**TASK BRIEF**
Report how many lines of the records below include the word "再现性限". Give nothing but the number.

**TASK INPUTS**

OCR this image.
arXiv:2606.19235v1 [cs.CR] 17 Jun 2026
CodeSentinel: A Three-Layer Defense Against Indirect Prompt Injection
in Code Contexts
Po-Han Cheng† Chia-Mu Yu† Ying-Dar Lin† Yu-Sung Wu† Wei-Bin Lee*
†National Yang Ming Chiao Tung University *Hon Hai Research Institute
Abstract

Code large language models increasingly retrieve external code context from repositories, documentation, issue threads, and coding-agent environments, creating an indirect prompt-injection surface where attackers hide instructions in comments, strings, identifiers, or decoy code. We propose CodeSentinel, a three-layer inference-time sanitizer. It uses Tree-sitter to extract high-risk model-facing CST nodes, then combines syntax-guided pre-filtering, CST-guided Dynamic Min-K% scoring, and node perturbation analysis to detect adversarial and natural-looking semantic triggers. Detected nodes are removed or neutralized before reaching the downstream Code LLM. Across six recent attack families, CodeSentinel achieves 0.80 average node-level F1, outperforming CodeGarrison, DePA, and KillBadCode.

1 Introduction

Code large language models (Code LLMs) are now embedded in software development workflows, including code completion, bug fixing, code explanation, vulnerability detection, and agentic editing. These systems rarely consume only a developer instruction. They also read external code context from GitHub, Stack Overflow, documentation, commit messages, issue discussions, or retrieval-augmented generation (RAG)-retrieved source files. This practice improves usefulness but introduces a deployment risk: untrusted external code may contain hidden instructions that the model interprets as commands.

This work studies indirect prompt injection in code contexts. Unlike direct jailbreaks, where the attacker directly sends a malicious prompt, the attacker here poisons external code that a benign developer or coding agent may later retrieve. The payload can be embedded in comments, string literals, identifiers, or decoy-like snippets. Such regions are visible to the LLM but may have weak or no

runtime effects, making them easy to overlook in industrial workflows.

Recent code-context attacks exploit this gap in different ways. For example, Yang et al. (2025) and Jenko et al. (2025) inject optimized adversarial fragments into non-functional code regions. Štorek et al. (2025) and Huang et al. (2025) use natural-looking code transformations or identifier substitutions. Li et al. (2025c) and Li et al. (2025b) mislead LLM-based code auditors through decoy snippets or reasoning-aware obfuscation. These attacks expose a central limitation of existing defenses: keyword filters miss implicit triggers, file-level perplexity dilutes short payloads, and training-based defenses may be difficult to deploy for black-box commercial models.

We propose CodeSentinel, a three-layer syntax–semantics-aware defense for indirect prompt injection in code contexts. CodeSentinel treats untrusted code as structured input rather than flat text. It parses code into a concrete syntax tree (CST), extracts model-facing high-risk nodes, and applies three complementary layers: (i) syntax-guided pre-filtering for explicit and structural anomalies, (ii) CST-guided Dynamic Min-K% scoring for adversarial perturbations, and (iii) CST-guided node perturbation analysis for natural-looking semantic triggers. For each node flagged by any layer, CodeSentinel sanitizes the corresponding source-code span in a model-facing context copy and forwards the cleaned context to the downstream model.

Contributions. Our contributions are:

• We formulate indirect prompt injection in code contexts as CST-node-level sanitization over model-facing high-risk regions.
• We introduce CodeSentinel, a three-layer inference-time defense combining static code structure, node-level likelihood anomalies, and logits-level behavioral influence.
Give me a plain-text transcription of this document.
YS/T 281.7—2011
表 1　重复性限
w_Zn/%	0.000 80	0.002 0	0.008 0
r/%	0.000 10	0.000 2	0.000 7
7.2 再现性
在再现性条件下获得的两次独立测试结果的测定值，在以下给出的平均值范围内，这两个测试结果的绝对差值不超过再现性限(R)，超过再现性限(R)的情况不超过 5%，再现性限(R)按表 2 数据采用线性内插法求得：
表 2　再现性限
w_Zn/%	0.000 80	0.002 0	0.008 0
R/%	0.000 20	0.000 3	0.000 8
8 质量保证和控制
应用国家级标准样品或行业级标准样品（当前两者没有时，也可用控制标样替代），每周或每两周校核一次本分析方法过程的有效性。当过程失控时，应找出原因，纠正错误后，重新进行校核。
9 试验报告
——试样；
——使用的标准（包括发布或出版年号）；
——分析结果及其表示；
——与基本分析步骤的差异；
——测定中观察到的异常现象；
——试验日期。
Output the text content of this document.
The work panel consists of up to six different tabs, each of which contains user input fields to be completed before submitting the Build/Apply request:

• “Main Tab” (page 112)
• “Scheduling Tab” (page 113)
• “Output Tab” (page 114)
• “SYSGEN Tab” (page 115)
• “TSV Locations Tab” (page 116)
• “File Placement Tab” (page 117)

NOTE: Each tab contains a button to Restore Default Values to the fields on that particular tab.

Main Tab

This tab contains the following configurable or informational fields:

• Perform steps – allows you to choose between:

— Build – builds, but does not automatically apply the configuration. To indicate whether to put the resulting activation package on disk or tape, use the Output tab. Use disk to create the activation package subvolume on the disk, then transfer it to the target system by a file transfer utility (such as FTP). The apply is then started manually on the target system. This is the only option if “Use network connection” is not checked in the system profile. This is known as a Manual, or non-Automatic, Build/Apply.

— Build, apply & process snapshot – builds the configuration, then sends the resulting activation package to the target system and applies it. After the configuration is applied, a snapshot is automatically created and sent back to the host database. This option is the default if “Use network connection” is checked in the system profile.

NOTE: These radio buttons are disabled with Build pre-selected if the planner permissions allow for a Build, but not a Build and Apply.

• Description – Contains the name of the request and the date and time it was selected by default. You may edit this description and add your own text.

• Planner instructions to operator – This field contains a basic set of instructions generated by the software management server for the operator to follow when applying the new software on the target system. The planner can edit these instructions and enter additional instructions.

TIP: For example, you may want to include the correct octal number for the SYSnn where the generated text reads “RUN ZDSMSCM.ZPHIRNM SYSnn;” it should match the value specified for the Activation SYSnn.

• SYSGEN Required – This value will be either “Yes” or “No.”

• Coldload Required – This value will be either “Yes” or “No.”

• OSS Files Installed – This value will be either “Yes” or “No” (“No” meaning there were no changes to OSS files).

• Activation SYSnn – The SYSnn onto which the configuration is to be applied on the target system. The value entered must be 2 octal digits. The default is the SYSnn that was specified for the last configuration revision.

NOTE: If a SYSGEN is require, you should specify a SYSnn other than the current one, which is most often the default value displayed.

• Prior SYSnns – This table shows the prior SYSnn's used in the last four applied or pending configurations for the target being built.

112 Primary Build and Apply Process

**EXPECTED OUTPUT**
2